• _WHAT IS ASKED_: Output the entries verbatim, including every line.
-- BEGIN RECORDED INFORMATION --
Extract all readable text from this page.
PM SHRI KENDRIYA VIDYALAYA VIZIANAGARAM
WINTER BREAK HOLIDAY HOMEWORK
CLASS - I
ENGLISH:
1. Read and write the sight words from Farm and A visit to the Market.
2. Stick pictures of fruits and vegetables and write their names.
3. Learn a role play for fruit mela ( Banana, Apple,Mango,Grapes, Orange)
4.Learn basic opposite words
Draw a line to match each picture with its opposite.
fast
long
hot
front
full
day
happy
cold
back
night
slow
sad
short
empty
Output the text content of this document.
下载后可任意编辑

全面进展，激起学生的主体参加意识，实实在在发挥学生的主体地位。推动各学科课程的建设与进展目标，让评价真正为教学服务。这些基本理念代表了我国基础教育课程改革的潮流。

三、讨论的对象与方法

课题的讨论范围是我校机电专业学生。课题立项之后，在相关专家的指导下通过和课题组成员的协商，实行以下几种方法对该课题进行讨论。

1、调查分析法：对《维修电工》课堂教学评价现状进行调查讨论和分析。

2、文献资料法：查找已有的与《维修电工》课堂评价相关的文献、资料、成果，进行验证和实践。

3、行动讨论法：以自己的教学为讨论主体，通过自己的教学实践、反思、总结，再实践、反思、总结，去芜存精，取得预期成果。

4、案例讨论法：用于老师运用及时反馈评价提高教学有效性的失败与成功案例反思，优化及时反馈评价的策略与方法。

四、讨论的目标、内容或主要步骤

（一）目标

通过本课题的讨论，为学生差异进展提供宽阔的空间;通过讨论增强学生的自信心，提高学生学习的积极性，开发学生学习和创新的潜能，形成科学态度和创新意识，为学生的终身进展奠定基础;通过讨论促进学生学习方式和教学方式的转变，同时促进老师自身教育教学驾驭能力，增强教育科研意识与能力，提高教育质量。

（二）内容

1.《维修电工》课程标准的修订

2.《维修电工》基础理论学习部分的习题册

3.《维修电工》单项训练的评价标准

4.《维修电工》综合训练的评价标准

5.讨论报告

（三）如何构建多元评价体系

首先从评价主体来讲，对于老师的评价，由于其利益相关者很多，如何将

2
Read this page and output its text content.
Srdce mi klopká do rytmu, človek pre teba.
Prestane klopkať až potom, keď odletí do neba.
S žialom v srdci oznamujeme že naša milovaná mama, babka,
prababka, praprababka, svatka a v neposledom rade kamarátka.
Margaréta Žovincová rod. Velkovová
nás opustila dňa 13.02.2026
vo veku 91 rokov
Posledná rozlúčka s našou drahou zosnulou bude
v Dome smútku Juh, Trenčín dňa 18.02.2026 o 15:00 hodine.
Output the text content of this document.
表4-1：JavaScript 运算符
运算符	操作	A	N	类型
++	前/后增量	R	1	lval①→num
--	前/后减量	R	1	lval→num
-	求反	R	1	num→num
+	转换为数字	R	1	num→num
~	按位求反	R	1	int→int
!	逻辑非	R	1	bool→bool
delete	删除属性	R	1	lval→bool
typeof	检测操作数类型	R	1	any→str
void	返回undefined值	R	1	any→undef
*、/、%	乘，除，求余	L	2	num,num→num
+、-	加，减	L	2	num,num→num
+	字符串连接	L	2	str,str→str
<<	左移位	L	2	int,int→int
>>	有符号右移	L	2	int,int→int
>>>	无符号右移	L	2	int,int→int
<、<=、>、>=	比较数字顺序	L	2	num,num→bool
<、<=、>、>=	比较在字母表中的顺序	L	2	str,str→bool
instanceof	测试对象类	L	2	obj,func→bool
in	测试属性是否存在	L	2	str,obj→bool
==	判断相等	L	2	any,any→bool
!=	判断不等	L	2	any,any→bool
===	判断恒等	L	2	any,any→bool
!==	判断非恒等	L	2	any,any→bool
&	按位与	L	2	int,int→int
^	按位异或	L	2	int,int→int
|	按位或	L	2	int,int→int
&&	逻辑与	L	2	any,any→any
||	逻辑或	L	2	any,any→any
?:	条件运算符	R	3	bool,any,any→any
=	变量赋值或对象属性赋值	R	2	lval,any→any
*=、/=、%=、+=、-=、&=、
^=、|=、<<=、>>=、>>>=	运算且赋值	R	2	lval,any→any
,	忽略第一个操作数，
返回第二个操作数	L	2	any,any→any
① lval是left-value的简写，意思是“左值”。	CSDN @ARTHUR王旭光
-- END RECORDED INFORMATION --
• _FINISHED EXERCISE_:
Extract all readable text from this page.
PM SHRI KENDRIYA VIDYALAYA VIZIANAGARAM
WINTER BREAK HOLIDAY HOMEWORK
CLASS - I
ENGLISH:
1. Read and write the sight words from Farm and A visit to the Market.
2. Stick pictures of fruits and vegetables and write their names.
3. Learn a role play for fruit mela ( Banana, Apple,Mango,Grapes, Orange)
4.Learn basic opposite words
Draw a line to match each picture with its opposite.
fast
long
hot
front
full
day
happy
cold
back
night
slow
sad
short
empty
Output the text content of this document.
下载后可任意编辑

全面进展，激起学生的主体参加意识，实实在在发挥学生的主体地位。推动各学科课程的建设与进展目标，让评价真正为教学服务。这些基本理念代表了我国基础教育课程改革的潮流。

三、讨论的对象与方法

课题的讨论范围是我校机电专业学生。课题立项之后，在相关专家的指导下通过和课题组成员的协商，实行以下几种方法对该课题进行讨论。

1、调查分析法：对《维修电工》课堂教学评价现状进行调查讨论和分析。

2、文献资料法：查找已有的与《维修电工》课堂评价相关的文献、资料、成果，进行验证和实践。

3、行动讨论法：以自己的教学为讨论主体，通过自己的教学实践、反思、总结，再实践、反思、总结，去芜存精，取得预期成果。

4、案例讨论法：用于老师运用及时反馈评价提高教学有效性的失败与成功案例反思，优化及时反馈评价的策略与方法。

四、讨论的目标、内容或主要步骤

（一）目标

通过本课题的讨论，为学生差异进展提供宽阔的空间;通过讨论增强学生的自信心，提高学生学习的积极性，开发学生学习和创新的潜能，形成科学态度和创新意识，为学生的终身进展奠定基础;通过讨论促进学生学习方式和教学方式的转变，同时促进老师自身教育教学驾驭能力，增强教育科研意识与能力，提高教育质量。

（二）内容

1.《维修电工》课程标准的修订

2.《维修电工》基础理论学习部分的习题册

3.《维修电工》单项训练的评价标准

4.《维修电工》综合训练的评价标准

5.讨论报告

（三）如何构建多元评价体系

首先从评价主体来讲，对于老师的评价，由于其利益相关者很多，如何将

2
Read this page and output its text content.
Srdce mi klopká do rytmu, človek pre teba.
Prestane klopkať až potom, keď odletí do neba.
S žialom v srdci oznamujeme že naša milovaná mama, babka,
prababka, praprababka, svatka a v neposledom rade kamarátka.
Margaréta Žovincová rod. Velkovová
nás opustila dňa 13.02.2026
vo veku 91 rokov
Posledná rozlúčka s našou drahou zosnulou bude
v Dome smútku Juh, Trenčín dňa 18.02.2026 o 15:00 hodine.
Output the text content of this document.
表4-1：JavaScript 运算符
运算符	操作	A	N	类型
++	前/后增量	R	1	lval①→num
--	前/后减量	R	1	lval→num
-	求反	R	1	num→num
+	转换为数字	R	1	num→num
~	按位求反	R	1	int→int
!	逻辑非	R	1	bool→bool
delete	删除属性	R	1	lval→bool
typeof	检测操作数类型	R	1	any→str
void	返回undefined值	R	1	any→undef
*、/、%	乘，除，求余	L	2	num,num→num
+、-	加，减	L	2	num,num→num
+	字符串连接	L	2	str,str→str
<<	左移位	L	2	int,int→int
>>	有符号右移	L	2	int,int→int
>>>	无符号右移	L	2	int,int→int
<、<=、>、>=	比较数字顺序	L	2	num,num→bool
<、<=、>、>=	比较在字母表中的顺序	L	2	str,str→bool
instanceof	测试对象类	L	2	obj,func→bool
in	测试属性是否存在	L	2	str,obj→bool
==	判断相等	L	2	any,any→bool
!=	判断不等	L	2	any,any→bool
===	判断恒等	L	2	any,any→bool
!==	判断非恒等	L	2	any,any→bool
&	按位与	L	2	int,int→int
^	按位异或	L	2	int,int→int
|	按位或	L	2	int,int→int
&&	逻辑与	L	2	any,any→any
||	逻辑或	L	2	any,any→any
?:	条件运算符	R	3	bool,any,any→any
=	变量赋值或对象属性赋值	R	2	lval,any→any
*=、/=、%=、+=、-=、&=、
^=、|=、<<=、>>=、>>>=	运算且赋值	R	2	lval,any→any
,	忽略第一个操作数，
返回第二个操作数	L	2	any,any→any
① lval是left-value的简写，意思是“左值”。	CSDN @ARTHUR王旭光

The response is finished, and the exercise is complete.